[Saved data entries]
════

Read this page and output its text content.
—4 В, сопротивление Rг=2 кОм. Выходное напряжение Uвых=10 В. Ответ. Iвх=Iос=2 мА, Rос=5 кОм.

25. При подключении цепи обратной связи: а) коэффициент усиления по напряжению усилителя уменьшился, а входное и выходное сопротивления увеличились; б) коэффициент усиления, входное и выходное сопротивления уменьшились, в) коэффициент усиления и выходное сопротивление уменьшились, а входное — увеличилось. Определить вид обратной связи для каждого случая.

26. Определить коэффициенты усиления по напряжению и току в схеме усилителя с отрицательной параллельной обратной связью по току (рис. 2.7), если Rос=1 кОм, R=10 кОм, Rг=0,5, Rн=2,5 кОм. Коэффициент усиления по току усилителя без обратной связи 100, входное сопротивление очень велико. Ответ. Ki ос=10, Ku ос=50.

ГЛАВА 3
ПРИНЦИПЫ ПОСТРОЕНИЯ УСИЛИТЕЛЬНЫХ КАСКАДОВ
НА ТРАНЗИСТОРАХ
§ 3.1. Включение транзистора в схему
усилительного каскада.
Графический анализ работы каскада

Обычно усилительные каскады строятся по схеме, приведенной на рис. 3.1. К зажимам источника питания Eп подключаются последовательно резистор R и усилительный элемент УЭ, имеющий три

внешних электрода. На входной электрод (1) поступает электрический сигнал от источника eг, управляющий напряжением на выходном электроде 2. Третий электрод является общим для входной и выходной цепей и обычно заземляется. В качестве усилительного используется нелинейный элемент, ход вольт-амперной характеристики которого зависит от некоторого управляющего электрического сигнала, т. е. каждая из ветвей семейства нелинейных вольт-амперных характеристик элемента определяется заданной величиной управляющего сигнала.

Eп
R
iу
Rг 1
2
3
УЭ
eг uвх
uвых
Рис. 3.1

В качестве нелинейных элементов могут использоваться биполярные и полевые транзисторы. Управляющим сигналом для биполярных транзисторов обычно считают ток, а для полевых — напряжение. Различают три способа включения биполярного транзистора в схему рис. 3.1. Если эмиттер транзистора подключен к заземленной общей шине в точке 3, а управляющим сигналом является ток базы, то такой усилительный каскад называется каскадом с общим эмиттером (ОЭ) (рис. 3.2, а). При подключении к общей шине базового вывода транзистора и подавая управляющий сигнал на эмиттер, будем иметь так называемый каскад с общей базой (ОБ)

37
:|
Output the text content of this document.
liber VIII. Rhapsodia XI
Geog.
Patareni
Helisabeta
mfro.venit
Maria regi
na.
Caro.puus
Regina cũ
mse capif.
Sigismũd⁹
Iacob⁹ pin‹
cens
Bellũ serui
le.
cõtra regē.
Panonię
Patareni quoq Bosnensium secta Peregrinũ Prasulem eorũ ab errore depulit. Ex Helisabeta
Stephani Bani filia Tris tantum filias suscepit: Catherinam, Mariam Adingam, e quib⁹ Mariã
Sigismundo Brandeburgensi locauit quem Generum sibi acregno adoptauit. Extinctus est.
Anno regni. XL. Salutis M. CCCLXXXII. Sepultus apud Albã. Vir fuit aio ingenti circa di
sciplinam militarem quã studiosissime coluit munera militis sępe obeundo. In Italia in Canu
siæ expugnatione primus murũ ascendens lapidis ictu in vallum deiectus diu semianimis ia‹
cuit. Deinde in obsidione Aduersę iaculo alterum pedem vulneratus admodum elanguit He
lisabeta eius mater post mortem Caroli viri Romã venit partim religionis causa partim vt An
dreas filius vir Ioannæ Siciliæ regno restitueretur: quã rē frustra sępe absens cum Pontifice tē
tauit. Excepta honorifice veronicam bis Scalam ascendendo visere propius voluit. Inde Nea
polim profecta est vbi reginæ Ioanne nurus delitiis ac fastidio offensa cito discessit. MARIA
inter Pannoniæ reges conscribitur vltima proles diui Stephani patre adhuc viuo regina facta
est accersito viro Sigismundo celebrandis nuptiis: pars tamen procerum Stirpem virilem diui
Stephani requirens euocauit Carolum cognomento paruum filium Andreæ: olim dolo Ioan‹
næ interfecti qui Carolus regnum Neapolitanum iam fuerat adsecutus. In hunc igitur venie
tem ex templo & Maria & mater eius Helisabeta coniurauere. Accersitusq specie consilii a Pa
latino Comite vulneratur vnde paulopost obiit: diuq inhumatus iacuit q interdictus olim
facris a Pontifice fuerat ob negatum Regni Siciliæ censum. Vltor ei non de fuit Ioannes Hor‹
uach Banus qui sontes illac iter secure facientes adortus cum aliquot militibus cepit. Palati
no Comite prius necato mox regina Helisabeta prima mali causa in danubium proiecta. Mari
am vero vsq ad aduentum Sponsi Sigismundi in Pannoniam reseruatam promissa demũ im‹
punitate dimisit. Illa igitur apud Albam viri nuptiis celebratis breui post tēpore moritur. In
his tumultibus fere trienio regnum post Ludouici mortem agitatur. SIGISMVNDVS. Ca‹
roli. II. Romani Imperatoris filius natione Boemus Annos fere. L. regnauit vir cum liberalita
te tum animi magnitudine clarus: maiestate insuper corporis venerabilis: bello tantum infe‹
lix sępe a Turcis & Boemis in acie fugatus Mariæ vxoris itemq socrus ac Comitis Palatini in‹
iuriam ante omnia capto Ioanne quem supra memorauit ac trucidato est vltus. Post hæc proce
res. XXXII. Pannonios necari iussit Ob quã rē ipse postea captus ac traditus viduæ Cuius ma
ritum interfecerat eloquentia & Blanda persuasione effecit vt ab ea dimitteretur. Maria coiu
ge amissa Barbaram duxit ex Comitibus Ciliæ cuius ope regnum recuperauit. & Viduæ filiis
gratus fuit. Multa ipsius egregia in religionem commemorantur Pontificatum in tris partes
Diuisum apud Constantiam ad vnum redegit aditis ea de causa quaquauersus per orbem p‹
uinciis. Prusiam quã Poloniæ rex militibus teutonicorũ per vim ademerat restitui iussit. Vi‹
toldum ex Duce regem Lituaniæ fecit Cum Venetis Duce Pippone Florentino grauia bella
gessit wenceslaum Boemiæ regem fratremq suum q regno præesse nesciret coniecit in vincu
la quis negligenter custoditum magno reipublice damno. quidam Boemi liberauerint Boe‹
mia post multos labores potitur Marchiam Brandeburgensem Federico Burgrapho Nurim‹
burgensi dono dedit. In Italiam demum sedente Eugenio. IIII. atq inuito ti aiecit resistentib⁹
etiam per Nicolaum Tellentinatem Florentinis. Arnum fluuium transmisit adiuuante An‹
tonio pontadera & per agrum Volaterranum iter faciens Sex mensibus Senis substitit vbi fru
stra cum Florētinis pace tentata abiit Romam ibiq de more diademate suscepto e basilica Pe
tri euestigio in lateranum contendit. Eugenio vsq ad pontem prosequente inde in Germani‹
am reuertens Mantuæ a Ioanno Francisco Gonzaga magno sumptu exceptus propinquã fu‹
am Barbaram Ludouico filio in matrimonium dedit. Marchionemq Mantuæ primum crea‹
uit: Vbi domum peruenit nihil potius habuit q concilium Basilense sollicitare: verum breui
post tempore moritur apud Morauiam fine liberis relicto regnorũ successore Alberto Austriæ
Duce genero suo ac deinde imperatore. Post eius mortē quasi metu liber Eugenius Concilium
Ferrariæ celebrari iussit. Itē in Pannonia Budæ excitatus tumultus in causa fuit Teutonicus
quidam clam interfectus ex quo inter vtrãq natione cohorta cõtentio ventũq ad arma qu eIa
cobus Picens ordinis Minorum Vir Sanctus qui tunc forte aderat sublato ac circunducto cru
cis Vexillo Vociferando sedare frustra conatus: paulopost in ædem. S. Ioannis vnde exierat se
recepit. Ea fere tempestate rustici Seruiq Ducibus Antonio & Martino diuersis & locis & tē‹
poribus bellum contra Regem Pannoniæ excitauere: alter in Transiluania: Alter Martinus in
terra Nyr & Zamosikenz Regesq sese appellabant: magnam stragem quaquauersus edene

════

▶ Written request
Check each line of the material above for "Mantuæ" and say how many lines contain it, giving the number alone.

▶ Exercise solution
2